> Work instructions: Identify each line holding the string "name" and copy it.

> Data rows:
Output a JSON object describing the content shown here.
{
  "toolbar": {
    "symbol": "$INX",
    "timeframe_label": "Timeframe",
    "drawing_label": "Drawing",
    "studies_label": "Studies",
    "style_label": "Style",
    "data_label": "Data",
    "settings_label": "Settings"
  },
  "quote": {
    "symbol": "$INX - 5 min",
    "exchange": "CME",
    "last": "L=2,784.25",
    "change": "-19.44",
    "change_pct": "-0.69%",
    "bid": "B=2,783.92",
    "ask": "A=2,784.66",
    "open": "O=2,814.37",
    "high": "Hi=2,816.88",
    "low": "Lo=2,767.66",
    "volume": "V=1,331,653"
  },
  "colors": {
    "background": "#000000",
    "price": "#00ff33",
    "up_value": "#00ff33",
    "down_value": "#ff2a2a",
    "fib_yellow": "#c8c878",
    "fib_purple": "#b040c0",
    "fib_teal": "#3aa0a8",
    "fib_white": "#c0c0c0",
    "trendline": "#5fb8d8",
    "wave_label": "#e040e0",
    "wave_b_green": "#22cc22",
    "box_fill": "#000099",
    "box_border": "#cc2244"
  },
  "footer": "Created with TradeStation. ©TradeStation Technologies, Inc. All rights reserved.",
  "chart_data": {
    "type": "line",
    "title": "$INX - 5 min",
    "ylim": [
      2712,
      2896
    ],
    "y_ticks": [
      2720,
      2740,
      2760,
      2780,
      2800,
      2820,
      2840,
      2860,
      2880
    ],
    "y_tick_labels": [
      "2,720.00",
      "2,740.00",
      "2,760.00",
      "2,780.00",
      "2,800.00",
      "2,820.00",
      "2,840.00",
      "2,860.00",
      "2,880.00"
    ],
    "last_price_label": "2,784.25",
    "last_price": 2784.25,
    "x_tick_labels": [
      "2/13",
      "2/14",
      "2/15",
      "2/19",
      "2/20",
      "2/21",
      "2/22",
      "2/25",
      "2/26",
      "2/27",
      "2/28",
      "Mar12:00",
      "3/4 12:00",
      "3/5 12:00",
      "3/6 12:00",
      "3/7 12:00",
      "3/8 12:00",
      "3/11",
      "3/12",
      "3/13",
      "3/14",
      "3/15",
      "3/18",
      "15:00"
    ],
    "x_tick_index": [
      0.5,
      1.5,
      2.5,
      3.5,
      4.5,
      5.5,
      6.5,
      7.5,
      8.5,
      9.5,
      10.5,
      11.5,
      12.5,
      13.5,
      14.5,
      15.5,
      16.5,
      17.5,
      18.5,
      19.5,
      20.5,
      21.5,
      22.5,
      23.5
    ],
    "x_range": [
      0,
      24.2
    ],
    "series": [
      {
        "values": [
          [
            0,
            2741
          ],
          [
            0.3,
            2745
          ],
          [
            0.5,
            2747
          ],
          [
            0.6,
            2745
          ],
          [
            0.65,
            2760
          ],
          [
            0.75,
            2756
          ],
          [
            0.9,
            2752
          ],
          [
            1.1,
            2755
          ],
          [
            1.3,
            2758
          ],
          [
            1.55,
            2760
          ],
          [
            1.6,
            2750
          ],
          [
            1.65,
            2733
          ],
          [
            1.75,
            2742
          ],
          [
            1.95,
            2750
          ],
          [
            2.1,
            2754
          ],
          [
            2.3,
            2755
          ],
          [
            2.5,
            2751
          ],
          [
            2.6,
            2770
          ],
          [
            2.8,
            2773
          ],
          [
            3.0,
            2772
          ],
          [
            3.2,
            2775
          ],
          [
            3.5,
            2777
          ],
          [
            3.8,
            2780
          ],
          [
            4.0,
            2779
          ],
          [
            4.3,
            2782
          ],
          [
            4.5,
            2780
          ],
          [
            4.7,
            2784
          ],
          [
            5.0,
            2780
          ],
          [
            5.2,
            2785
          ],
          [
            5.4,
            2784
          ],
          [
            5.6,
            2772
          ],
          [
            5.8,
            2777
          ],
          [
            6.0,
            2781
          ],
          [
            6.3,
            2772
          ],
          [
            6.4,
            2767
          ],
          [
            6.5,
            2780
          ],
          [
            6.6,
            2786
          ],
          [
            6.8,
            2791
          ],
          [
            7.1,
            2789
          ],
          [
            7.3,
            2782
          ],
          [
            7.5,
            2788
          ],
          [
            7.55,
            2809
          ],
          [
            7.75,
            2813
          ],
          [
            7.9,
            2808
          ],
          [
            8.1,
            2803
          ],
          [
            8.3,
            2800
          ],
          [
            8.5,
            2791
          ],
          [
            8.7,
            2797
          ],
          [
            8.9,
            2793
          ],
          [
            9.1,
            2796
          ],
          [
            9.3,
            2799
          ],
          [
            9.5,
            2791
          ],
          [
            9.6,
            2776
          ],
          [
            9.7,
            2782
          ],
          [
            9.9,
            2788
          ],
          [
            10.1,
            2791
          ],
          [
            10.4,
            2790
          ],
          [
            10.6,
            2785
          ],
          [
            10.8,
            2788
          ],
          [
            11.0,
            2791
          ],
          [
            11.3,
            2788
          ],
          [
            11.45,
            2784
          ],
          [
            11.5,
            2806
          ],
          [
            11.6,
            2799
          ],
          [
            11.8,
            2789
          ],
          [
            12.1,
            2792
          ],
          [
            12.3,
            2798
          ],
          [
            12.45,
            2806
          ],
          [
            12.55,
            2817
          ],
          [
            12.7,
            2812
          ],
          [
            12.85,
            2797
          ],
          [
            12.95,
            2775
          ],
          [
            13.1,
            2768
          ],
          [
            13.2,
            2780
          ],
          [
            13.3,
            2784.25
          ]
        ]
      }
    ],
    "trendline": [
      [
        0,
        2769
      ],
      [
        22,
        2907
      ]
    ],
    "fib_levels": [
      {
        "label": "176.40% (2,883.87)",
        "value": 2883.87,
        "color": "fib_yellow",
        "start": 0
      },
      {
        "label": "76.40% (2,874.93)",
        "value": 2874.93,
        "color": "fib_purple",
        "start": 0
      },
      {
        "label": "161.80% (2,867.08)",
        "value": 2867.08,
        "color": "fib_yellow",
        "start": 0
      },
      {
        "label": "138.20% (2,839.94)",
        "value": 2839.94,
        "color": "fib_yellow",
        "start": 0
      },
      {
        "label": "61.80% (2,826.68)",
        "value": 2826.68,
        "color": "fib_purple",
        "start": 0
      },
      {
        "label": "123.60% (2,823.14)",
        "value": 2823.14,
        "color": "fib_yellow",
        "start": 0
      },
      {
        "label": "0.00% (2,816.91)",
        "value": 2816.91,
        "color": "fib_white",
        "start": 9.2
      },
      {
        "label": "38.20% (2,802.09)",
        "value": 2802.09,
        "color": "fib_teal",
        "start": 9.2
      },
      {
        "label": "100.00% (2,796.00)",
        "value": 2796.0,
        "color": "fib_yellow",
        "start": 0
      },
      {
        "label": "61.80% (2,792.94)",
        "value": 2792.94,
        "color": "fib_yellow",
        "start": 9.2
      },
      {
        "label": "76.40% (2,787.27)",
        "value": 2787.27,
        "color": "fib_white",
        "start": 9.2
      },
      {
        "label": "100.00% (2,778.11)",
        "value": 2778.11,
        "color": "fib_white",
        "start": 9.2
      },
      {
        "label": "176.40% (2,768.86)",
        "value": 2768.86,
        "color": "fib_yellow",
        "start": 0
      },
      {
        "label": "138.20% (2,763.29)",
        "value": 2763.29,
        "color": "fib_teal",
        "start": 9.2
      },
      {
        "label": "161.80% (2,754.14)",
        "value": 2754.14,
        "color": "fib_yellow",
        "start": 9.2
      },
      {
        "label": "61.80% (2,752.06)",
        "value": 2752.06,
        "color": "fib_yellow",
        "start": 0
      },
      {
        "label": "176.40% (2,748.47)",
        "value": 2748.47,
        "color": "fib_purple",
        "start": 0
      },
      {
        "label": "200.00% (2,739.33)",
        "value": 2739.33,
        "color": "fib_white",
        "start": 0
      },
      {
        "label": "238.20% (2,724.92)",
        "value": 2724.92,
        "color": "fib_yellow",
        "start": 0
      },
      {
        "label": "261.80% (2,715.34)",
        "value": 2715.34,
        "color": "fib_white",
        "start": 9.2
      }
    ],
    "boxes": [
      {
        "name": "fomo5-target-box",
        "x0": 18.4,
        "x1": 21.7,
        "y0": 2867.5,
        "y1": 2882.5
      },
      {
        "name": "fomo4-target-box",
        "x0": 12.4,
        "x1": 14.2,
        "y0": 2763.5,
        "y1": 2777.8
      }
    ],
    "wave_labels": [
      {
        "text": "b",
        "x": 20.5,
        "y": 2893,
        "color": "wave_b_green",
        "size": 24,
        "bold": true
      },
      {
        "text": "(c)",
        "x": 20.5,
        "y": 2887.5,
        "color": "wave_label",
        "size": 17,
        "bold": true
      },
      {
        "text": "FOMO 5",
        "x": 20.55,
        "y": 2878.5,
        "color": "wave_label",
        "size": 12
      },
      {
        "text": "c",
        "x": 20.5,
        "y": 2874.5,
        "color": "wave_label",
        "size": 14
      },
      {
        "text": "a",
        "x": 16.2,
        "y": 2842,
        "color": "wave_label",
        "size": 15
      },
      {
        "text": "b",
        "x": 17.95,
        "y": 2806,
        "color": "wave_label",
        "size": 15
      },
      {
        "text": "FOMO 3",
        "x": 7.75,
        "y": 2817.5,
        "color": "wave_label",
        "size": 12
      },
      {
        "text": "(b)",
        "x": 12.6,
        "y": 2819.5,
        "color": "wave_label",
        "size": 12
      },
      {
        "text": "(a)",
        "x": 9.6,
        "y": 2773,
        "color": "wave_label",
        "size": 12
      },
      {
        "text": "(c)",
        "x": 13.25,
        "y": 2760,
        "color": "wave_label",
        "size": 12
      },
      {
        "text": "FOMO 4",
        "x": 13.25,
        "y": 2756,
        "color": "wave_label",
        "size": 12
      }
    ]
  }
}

> Solution to this task:
        "name": "fomo5-target-box",
        "name": "fomo4-target-box",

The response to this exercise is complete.